* [EXERCISE] Identify all lines of the data containing the string "ROQUE" and copy them.

* [LISTED RECORDS]
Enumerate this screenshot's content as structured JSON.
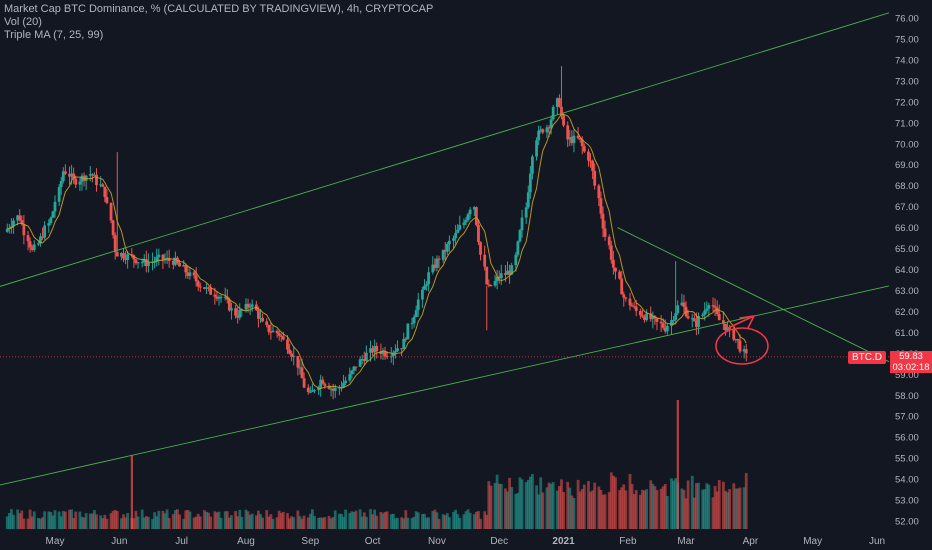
{
  "legend": {
    "title": "Market Cap BTC Dominance, % (CALCULATED BY TRADINGVIEW), 4h, CRYPTOCAP",
    "vol": "Vol (20)",
    "ma": "Triple MA (7, 25, 99)"
  },
  "price_tag": {
    "symbol": "BTC.D",
    "value": "59.83",
    "countdown": "03:02:18"
  },
  "colors": {
    "background": "#131722",
    "up": "#26a69a",
    "down": "#ef5350",
    "trendline": "#4caf50",
    "ma": "#c9a227",
    "annotation": "#f23645",
    "axis_text": "#b2b5be",
    "grid": "#1e222d"
  },
  "chart_data": {
    "type": "candlestick",
    "symbol": "BTC.D",
    "timeframe": "4h",
    "y_ticks": [
      "76.00",
      "75.00",
      "74.00",
      "73.00",
      "72.00",
      "71.00",
      "70.00",
      "69.00",
      "68.00",
      "67.00",
      "66.00",
      "65.00",
      "64.00",
      "63.00",
      "62.00",
      "61.00",
      "60.00",
      "59.00",
      "58.00",
      "57.00",
      "56.00",
      "55.00",
      "54.00",
      "53.00",
      "52.00"
    ],
    "ylim": [
      51.5,
      76.8
    ],
    "x_ticks": [
      "May",
      "Jun",
      "Jul",
      "Aug",
      "Sep",
      "Oct",
      "Nov",
      "Dec",
      "2021",
      "Feb",
      "Mar",
      "Apr",
      "May",
      "Jun"
    ],
    "price_path": [
      [
        "2020-04-08",
        65.8
      ],
      [
        "2020-04-15",
        66.6
      ],
      [
        "2020-04-22",
        64.8
      ],
      [
        "2020-05-01",
        66.5
      ],
      [
        "2020-05-07",
        68.8
      ],
      [
        "2020-05-12",
        68.2
      ],
      [
        "2020-05-20",
        68.6
      ],
      [
        "2020-05-27",
        67.6
      ],
      [
        "2020-06-01",
        64.8
      ],
      [
        "2020-06-08",
        64.6
      ],
      [
        "2020-06-15",
        64.3
      ],
      [
        "2020-06-22",
        64.5
      ],
      [
        "2020-06-29",
        64.4
      ],
      [
        "2020-07-08",
        63.6
      ],
      [
        "2020-07-15",
        63.0
      ],
      [
        "2020-07-22",
        62.7
      ],
      [
        "2020-07-29",
        61.8
      ],
      [
        "2020-08-05",
        62.4
      ],
      [
        "2020-08-12",
        61.2
      ],
      [
        "2020-08-19",
        60.9
      ],
      [
        "2020-08-26",
        59.8
      ],
      [
        "2020-09-02",
        57.9
      ],
      [
        "2020-09-08",
        58.8
      ],
      [
        "2020-09-14",
        58.2
      ],
      [
        "2020-09-20",
        58.7
      ],
      [
        "2020-09-26",
        59.6
      ],
      [
        "2020-10-03",
        60.2
      ],
      [
        "2020-10-10",
        60.0
      ],
      [
        "2020-10-17",
        60.4
      ],
      [
        "2020-10-24",
        62.3
      ],
      [
        "2020-10-31",
        64.0
      ],
      [
        "2020-11-07",
        65.0
      ],
      [
        "2020-11-14",
        66.0
      ],
      [
        "2020-11-20",
        67.2
      ],
      [
        "2020-11-24",
        64.7
      ],
      [
        "2020-11-27",
        63.0
      ],
      [
        "2020-12-02",
        63.6
      ],
      [
        "2020-12-09",
        64.0
      ],
      [
        "2020-12-15",
        66.8
      ],
      [
        "2020-12-20",
        70.3
      ],
      [
        "2020-12-27",
        71.0
      ],
      [
        "2020-12-31",
        72.2
      ],
      [
        "2021-01-04",
        70.2
      ],
      [
        "2021-01-10",
        70.2
      ],
      [
        "2021-01-16",
        69.0
      ],
      [
        "2021-01-22",
        66.0
      ],
      [
        "2021-01-27",
        64.0
      ],
      [
        "2021-02-01",
        62.6
      ],
      [
        "2021-02-07",
        62.0
      ],
      [
        "2021-02-14",
        61.6
      ],
      [
        "2021-02-21",
        61.2
      ],
      [
        "2021-02-28",
        62.4
      ],
      [
        "2021-03-07",
        61.3
      ],
      [
        "2021-03-14",
        62.5
      ],
      [
        "2021-03-18",
        61.7
      ],
      [
        "2021-03-23",
        61.1
      ],
      [
        "2021-03-28",
        60.5
      ],
      [
        "2021-03-31",
        59.83
      ]
    ],
    "current_value": 59.83,
    "trendlines": [
      {
        "from": [
          "2020-04-08",
          63.3
        ],
        "to": [
          "2021-06-15",
          76.5
        ]
      },
      {
        "from": [
          "2020-04-08",
          53.8
        ],
        "to": [
          "2021-06-15",
          63.4
        ]
      },
      {
        "from": [
          "2021-01-27",
          66.0
        ],
        "to": [
          "2021-06-15",
          59.2
        ]
      }
    ],
    "volume_spikes": [
      [
        "2020-06-07",
        "high"
      ],
      [
        "2021-02-25",
        "high"
      ]
    ],
    "grid": false
  }
}
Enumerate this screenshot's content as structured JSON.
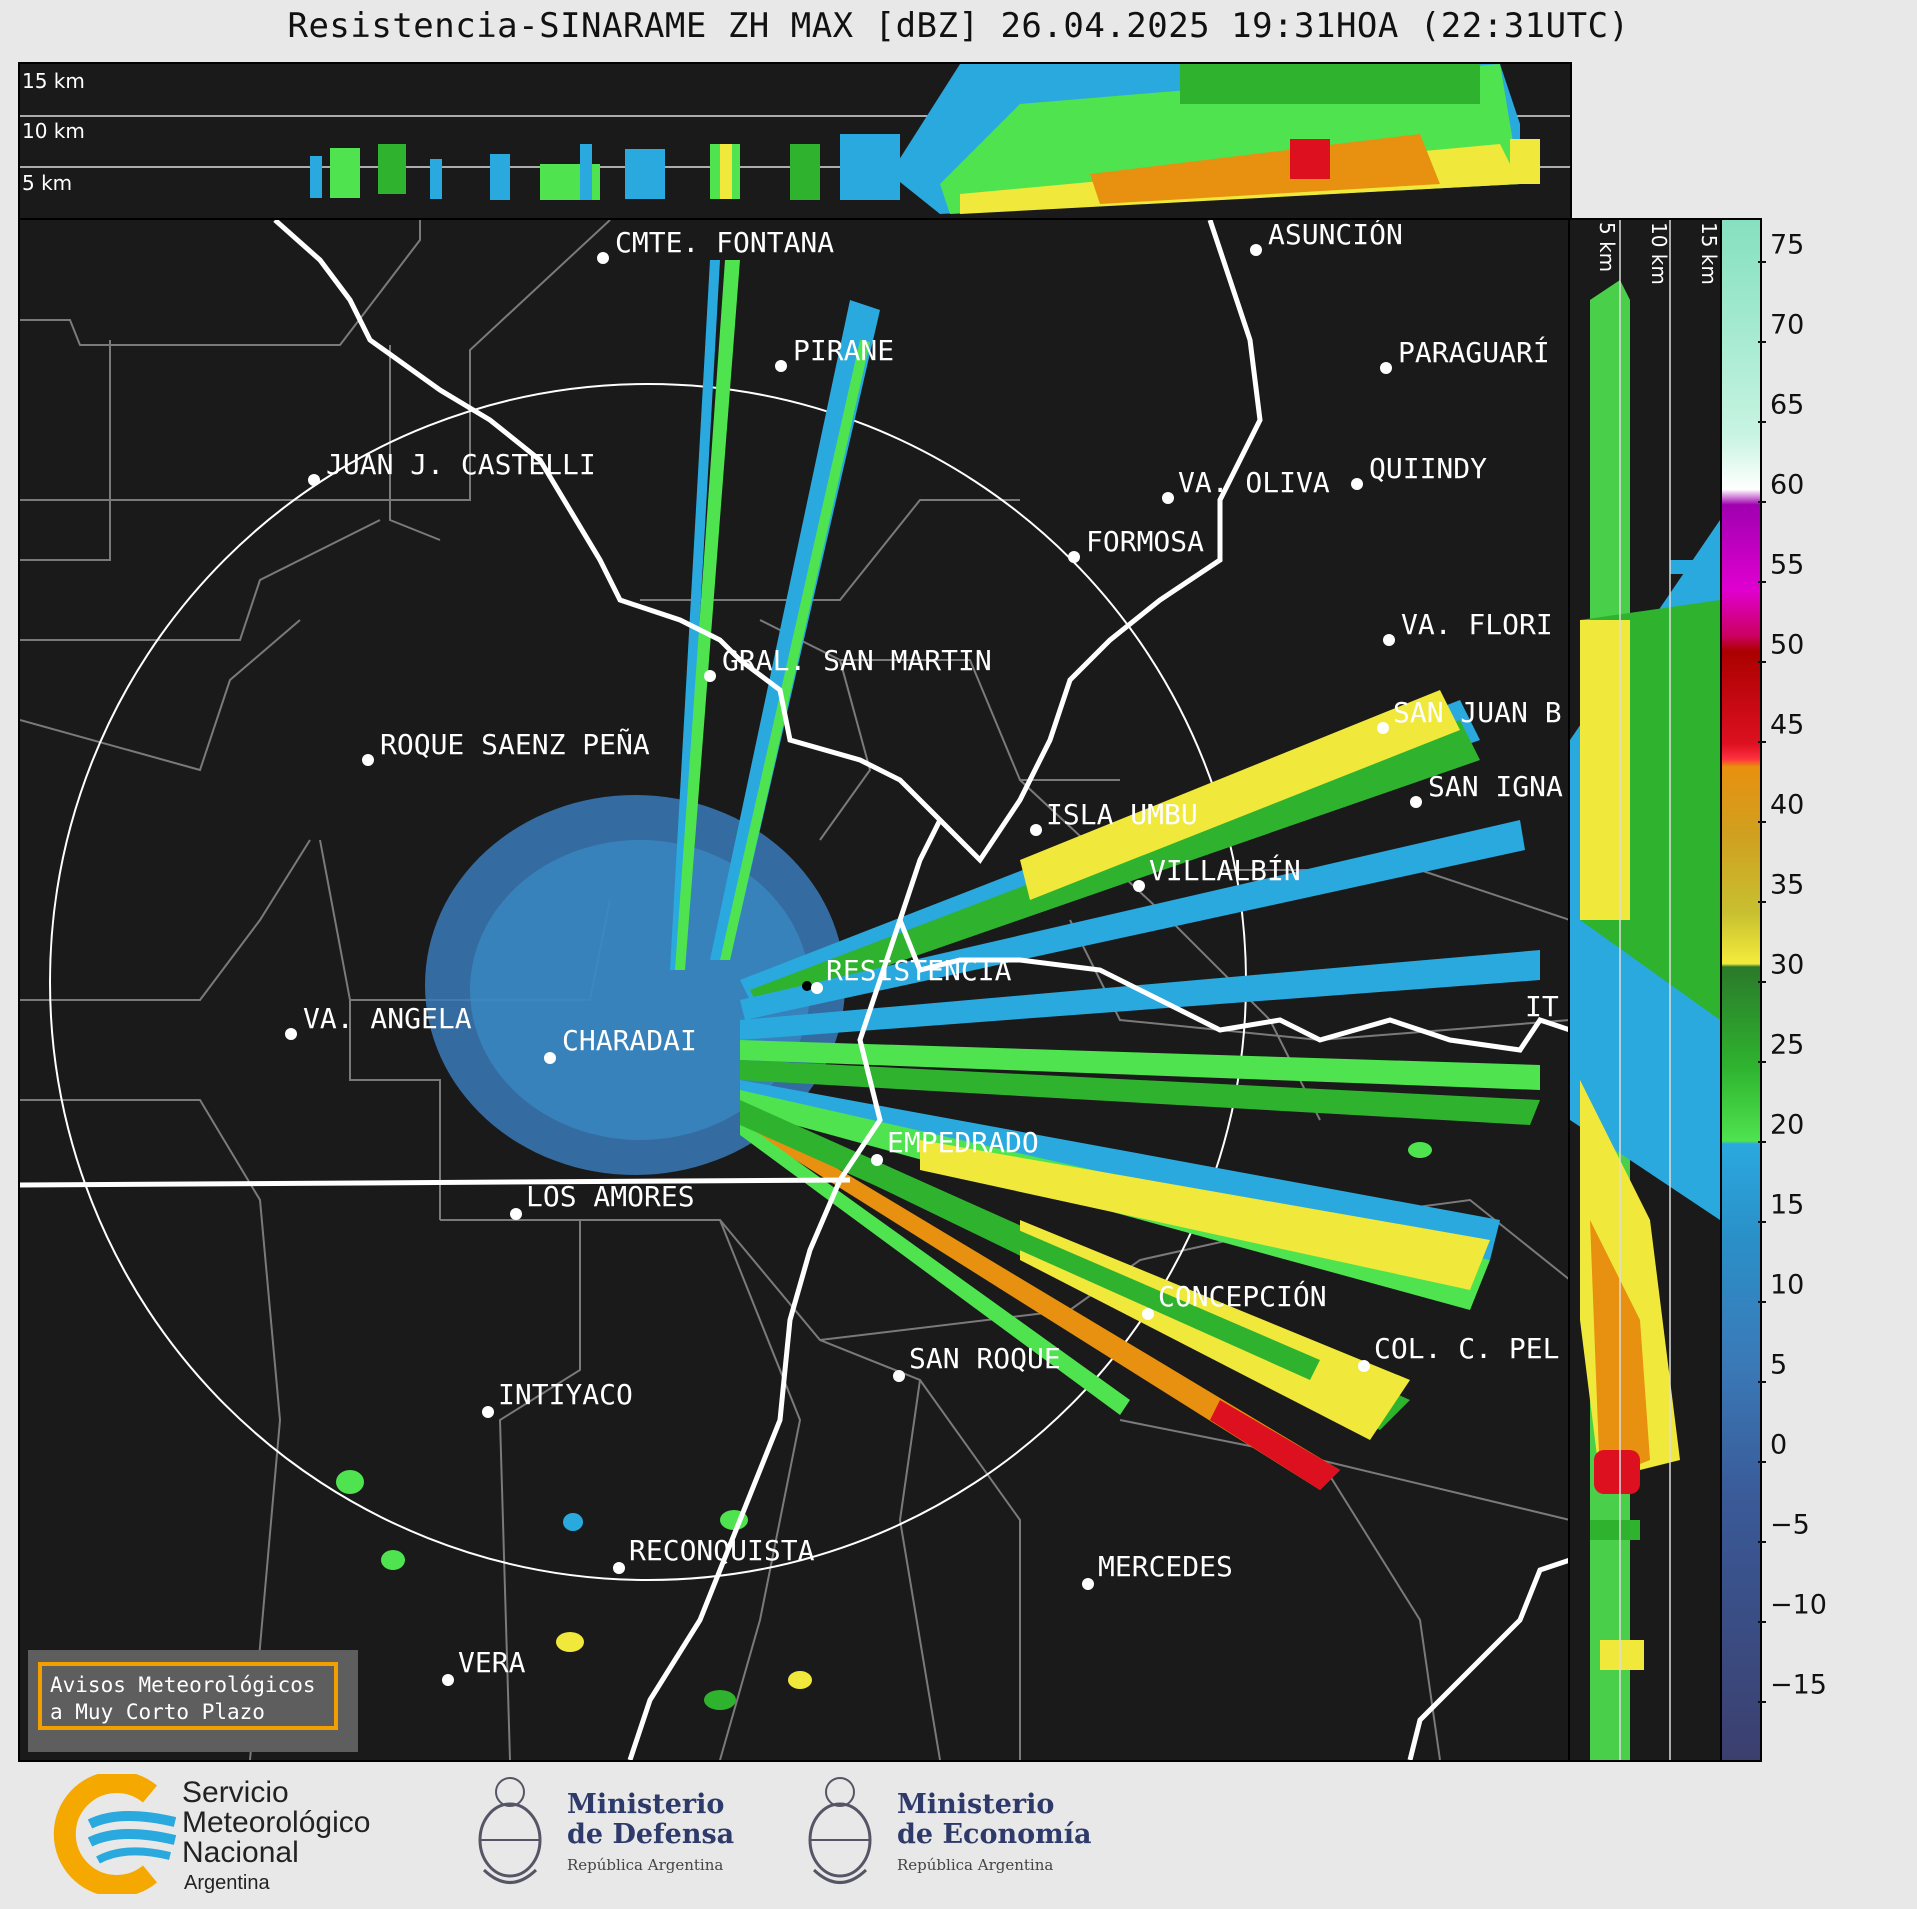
{
  "title": "Resistencia-SINARAME ZH MAX [dBZ] 26.04.2025 19:31HOA (22:31UTC)",
  "top_panel": {
    "height_labels": [
      "15 km",
      "10 km",
      "5 km"
    ]
  },
  "side_panel": {
    "height_labels": [
      "5 km",
      "10 km",
      "15 km"
    ]
  },
  "colorbar": {
    "ticks": [
      "75",
      "70",
      "65",
      "60",
      "55",
      "50",
      "45",
      "40",
      "35",
      "30",
      "25",
      "20",
      "15",
      "10",
      "5",
      "0",
      "−5",
      "−10",
      "−15"
    ],
    "range": [
      -20,
      77
    ],
    "colors": {
      "low": "#3b3f6e",
      "blue": "#3a7ab8",
      "cyan": "#2aa9df",
      "green": "#2fb32f",
      "lightgreen": "#4fe34f",
      "yellow": "#f0e83a",
      "orange": "#e8900f",
      "red": "#dd1020",
      "magenta": "#e000d0",
      "white": "#ffffff",
      "teal": "#86e0c0"
    }
  },
  "map": {
    "cities": [
      {
        "name": "CMTE. FONTANA"
      },
      {
        "name": "PIRANE"
      },
      {
        "name": "JUAN J. CASTELLI"
      },
      {
        "name": "ASUNCIÓN"
      },
      {
        "name": "PARAGUARÍ"
      },
      {
        "name": "VA. OLIVA"
      },
      {
        "name": "QUIINDY"
      },
      {
        "name": "FORMOSA"
      },
      {
        "name": "VA. FLORI"
      },
      {
        "name": "GRAL. SAN MARTIN"
      },
      {
        "name": "SAN JUAN B"
      },
      {
        "name": "ROQUE SAENZ PEÑA"
      },
      {
        "name": "SAN IGNA"
      },
      {
        "name": "ISLA UMBU"
      },
      {
        "name": "VILLALBÍN"
      },
      {
        "name": "RESISTENCIA"
      },
      {
        "name": "IT"
      },
      {
        "name": "VA. ANGELA"
      },
      {
        "name": "CHARADAI"
      },
      {
        "name": "EMPEDRADO"
      },
      {
        "name": "LOS AMORES"
      },
      {
        "name": "CONCEPCIÓN"
      },
      {
        "name": "COL. C. PEL"
      },
      {
        "name": "SAN ROQUE"
      },
      {
        "name": "INTIYACO"
      },
      {
        "name": "RECONQUISTA"
      },
      {
        "name": "MERCEDES"
      },
      {
        "name": "VERA"
      }
    ]
  },
  "warning_box": {
    "line1": "Avisos Meteorológicos",
    "line2": "a Muy Corto Plazo"
  },
  "logos": {
    "smn": {
      "line1": "Servicio",
      "line2": "Meteorológico",
      "line3": "Nacional",
      "line4": "Argentina"
    },
    "defensa": {
      "line1": "Ministerio",
      "line2": "de Defensa",
      "line3": "República Argentina"
    },
    "economia": {
      "line1": "Ministerio",
      "line2": "de Economía",
      "line3": "República Argentina"
    }
  }
}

* [RESULT OF THIS EXERCISE]
        "name": "ROQUE SAENZ PEÑA"
        "name": "SAN ROQUE"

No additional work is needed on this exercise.